Which lines in the material below contain the word "Invidual"? Copy each of them.

▶ **Records from a collection**
+---+

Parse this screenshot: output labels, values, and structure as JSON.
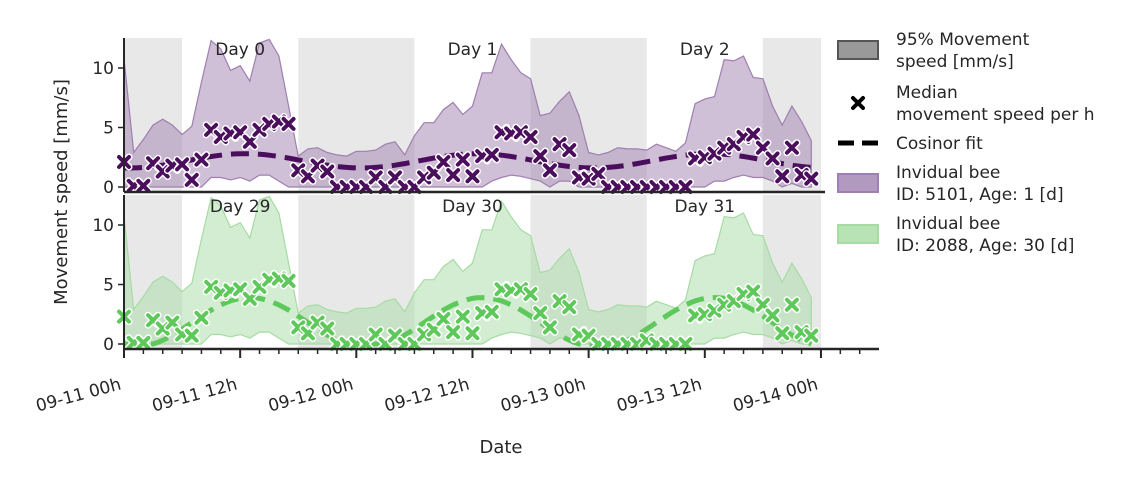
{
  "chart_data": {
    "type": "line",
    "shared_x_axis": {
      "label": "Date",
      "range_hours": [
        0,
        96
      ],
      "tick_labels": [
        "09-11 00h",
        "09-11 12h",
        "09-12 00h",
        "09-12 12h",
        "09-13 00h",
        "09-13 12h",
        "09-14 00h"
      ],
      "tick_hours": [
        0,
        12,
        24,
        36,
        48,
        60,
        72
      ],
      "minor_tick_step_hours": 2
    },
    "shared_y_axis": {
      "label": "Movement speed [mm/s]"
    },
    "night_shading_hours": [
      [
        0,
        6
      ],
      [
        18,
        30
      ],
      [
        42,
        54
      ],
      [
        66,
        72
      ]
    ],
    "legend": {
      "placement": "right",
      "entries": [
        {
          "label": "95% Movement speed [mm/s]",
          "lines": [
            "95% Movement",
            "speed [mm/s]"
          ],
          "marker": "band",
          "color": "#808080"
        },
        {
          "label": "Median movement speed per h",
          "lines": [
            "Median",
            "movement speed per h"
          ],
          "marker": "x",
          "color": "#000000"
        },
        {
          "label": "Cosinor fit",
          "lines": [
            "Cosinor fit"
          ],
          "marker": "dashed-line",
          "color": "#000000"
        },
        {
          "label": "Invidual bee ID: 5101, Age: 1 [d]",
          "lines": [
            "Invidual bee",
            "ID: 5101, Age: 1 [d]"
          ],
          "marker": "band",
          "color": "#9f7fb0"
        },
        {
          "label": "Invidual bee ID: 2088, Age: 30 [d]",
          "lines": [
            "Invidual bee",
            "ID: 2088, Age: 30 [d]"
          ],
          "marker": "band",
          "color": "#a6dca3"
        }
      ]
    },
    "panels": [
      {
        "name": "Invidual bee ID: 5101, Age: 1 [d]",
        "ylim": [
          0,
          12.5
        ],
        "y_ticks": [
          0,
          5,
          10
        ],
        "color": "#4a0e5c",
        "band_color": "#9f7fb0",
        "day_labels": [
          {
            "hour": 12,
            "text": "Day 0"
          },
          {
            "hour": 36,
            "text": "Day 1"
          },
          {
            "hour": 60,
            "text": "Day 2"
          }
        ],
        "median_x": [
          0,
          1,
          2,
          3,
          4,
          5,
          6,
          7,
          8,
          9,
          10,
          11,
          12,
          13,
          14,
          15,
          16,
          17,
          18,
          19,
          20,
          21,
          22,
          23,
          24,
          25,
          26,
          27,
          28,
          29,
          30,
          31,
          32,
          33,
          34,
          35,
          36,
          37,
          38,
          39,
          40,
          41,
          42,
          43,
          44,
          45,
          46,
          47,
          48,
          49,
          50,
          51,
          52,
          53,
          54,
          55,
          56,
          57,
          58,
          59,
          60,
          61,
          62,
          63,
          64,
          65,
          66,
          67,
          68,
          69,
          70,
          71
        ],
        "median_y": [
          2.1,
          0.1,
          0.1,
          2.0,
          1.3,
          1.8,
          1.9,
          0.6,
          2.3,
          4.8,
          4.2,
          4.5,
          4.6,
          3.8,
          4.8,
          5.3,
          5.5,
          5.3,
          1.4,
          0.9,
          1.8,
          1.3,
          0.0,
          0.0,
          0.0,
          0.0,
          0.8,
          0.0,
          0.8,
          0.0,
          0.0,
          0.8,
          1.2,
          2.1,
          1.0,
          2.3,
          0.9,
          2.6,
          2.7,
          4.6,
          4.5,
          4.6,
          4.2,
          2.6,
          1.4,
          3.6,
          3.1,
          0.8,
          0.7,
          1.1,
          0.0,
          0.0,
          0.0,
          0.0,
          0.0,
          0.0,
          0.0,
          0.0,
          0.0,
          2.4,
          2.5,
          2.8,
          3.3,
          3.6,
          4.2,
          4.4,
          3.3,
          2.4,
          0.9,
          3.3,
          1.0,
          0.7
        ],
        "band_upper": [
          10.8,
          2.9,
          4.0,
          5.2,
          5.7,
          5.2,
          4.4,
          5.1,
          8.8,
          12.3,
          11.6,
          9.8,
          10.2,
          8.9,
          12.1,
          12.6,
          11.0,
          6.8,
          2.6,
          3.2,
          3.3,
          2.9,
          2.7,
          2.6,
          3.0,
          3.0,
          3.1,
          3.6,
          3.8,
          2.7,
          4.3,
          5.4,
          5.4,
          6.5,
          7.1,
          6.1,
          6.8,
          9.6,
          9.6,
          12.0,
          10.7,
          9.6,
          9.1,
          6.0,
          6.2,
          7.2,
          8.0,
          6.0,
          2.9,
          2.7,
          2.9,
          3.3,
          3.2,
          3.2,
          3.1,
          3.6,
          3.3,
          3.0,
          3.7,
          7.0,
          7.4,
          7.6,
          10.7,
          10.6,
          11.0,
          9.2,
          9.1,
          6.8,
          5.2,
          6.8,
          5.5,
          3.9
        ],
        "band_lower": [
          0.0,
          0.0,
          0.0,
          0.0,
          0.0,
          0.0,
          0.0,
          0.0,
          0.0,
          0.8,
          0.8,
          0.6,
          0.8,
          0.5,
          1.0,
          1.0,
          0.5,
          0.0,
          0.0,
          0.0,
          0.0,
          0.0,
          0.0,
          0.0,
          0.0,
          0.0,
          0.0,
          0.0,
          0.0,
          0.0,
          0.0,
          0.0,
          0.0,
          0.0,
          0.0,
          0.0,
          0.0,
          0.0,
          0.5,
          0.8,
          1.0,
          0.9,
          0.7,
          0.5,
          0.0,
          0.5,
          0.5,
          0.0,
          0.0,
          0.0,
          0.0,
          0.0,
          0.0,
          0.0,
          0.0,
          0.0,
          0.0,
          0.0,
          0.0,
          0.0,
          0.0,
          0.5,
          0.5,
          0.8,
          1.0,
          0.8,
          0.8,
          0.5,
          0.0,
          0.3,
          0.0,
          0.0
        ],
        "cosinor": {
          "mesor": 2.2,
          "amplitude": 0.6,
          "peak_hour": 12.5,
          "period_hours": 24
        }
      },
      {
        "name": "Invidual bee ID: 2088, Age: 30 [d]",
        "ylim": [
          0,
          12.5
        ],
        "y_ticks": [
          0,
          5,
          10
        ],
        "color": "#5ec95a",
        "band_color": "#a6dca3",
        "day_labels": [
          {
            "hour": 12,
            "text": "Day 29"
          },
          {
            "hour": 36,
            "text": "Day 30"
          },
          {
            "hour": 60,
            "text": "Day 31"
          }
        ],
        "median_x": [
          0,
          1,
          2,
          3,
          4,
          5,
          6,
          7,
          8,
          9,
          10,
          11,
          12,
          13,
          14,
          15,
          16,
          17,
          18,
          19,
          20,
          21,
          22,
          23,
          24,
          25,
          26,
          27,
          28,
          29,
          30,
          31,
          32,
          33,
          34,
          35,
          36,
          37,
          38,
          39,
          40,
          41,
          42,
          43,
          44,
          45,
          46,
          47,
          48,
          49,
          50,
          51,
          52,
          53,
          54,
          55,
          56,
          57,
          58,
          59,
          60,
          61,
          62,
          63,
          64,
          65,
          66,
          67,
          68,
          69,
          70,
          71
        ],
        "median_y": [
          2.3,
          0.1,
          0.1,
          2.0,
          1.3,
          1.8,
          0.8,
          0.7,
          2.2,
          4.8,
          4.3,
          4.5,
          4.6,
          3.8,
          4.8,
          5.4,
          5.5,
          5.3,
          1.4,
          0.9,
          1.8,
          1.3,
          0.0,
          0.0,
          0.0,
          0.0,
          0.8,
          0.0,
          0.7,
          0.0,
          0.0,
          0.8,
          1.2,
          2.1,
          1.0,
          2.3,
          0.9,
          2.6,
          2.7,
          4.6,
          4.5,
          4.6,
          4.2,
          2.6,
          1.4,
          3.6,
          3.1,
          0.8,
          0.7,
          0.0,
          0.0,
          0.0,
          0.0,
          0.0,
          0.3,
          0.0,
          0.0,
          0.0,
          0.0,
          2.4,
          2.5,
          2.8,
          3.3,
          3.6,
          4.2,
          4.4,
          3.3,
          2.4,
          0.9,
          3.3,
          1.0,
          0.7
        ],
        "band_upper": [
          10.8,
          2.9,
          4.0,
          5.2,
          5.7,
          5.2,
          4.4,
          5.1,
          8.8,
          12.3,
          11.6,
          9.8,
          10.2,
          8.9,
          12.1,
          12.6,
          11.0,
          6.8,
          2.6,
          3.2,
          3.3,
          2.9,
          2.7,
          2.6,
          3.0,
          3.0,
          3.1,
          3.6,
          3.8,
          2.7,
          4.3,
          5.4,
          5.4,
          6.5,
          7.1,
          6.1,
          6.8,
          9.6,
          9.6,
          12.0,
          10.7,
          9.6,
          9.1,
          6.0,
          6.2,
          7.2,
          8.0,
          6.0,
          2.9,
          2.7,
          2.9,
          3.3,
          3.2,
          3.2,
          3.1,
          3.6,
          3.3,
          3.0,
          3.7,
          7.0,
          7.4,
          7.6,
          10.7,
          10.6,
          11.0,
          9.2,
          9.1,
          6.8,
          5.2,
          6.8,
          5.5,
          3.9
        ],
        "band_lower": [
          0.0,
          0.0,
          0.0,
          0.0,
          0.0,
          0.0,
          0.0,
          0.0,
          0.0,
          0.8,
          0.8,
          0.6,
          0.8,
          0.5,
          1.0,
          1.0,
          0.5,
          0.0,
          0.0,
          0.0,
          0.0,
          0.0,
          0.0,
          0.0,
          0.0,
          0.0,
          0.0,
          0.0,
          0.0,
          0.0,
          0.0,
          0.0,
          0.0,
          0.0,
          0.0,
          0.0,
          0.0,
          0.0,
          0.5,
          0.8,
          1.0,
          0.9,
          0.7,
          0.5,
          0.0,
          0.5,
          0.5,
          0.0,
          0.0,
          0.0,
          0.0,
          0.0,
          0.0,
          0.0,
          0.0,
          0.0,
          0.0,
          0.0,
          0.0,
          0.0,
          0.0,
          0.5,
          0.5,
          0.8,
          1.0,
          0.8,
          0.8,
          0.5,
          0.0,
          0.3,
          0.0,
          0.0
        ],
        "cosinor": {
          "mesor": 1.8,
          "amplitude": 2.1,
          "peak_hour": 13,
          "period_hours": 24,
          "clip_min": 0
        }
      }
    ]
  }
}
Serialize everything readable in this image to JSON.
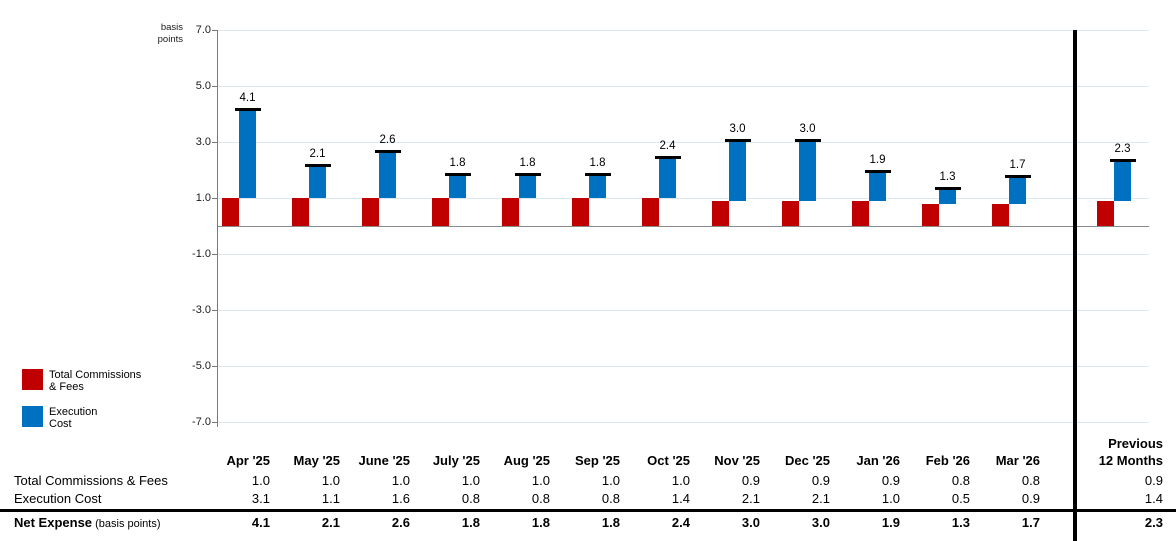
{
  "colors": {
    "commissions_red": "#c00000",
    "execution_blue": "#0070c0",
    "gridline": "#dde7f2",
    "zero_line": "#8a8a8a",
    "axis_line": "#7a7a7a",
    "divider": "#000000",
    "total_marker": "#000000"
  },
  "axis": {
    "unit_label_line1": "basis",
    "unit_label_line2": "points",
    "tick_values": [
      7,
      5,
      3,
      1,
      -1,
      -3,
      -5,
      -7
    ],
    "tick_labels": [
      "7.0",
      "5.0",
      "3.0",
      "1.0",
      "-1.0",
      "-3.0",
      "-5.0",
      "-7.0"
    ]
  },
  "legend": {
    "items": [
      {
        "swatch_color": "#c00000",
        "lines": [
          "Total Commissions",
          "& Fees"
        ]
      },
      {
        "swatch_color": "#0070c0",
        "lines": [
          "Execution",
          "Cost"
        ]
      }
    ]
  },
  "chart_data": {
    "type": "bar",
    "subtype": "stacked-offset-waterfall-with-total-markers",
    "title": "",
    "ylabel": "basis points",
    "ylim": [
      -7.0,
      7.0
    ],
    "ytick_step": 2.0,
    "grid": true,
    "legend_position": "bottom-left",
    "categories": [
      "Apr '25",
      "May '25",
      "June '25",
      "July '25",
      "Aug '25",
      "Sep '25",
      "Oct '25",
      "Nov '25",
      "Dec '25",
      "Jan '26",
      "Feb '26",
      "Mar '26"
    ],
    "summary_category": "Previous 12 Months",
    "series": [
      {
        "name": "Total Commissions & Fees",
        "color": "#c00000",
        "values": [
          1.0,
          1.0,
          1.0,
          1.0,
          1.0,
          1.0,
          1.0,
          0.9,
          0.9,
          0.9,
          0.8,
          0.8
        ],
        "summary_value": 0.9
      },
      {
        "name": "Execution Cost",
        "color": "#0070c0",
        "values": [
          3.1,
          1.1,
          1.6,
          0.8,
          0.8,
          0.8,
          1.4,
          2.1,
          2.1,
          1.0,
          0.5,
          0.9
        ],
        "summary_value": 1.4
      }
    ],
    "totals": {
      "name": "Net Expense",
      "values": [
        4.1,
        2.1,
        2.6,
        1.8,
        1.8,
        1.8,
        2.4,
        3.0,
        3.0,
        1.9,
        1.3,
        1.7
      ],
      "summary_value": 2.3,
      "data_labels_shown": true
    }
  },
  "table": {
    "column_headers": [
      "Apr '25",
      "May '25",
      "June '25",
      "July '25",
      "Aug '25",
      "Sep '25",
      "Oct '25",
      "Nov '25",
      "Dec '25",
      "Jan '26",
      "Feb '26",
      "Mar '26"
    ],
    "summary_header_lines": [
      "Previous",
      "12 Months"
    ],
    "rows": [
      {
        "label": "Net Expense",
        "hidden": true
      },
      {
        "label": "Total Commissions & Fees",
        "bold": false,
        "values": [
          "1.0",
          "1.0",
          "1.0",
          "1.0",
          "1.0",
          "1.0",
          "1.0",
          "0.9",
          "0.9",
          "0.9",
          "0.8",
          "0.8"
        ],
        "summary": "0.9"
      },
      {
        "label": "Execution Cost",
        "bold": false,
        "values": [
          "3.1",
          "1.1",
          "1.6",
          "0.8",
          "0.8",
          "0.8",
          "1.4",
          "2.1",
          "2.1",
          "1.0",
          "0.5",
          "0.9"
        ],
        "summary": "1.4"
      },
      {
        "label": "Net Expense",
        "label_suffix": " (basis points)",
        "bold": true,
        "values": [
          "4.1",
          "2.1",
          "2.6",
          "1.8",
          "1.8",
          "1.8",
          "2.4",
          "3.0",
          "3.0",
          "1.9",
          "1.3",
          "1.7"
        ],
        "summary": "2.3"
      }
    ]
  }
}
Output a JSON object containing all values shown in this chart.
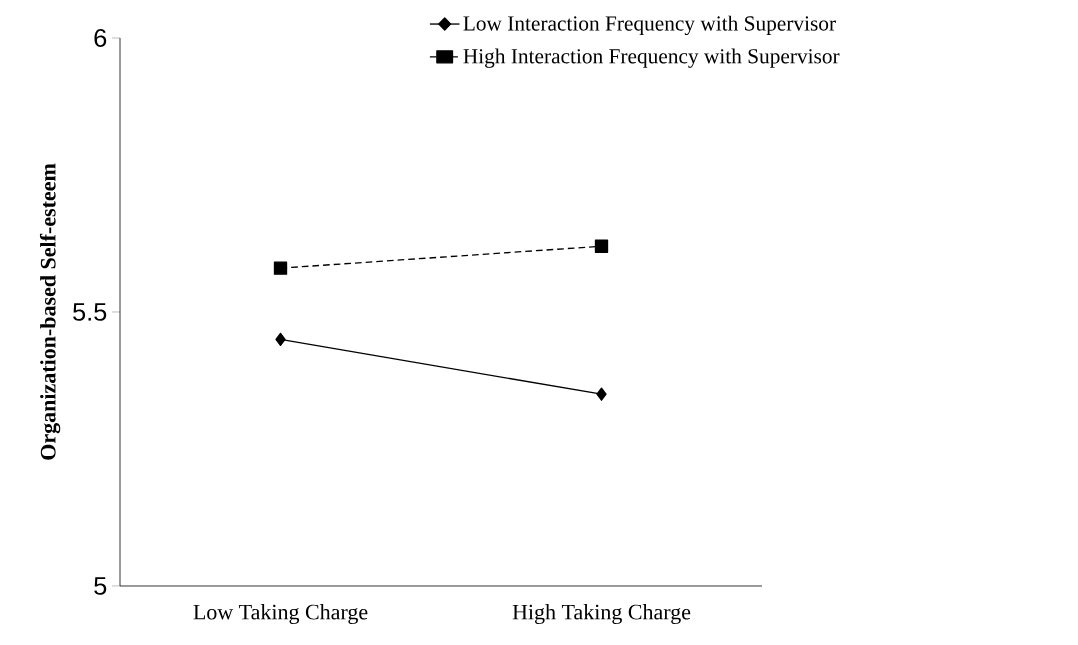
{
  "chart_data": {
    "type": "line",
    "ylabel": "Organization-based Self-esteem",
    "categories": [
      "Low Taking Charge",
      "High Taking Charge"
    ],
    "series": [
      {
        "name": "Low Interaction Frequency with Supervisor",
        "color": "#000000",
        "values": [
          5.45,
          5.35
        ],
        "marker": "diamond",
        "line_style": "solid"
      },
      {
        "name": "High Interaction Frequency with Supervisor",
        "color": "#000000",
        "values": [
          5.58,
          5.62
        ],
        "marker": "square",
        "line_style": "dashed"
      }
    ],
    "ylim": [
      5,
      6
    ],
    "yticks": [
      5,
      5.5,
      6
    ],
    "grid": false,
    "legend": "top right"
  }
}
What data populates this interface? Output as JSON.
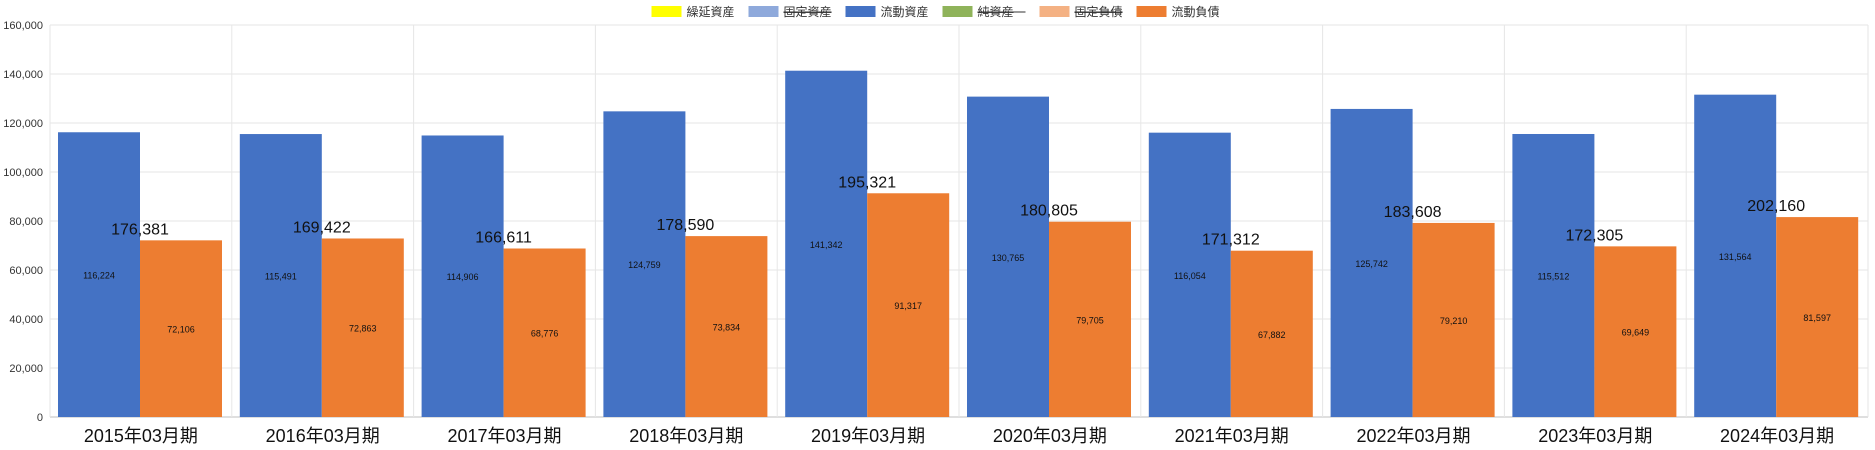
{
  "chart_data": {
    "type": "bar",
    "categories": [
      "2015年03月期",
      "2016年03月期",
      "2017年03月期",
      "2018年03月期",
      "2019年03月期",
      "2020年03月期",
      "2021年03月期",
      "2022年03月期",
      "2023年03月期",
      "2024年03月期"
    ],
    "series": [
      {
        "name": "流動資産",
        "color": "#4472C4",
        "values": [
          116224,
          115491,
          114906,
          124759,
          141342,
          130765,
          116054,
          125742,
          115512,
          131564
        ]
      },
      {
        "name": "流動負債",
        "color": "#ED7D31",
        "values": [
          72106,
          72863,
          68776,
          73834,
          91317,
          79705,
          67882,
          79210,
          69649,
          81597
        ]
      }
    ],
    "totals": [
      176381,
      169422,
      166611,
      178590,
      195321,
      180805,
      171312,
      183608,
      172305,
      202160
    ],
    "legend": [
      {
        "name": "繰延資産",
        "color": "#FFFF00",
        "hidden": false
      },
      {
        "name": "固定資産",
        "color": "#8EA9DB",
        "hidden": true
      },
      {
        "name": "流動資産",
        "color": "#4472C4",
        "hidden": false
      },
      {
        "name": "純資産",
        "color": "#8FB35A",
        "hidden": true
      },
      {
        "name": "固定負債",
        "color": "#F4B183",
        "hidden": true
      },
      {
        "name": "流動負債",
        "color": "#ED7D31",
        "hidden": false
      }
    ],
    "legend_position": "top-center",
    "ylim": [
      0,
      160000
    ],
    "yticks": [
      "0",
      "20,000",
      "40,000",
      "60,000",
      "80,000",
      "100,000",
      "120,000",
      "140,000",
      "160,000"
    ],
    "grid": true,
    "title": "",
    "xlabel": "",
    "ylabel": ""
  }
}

+---+

▶ **Finished answer**
          "label": "Invidual bee ID: 5101, Age: 1 [d]",
            "Invidual bee",
          "label": "Invidual bee ID: 2088, Age: 30 [d]",
            "Invidual bee",
        "name": "Invidual bee ID: 5101, Age: 1 [d]",
        "name": "Invidual bee ID: 2088, Age: 30 [d]",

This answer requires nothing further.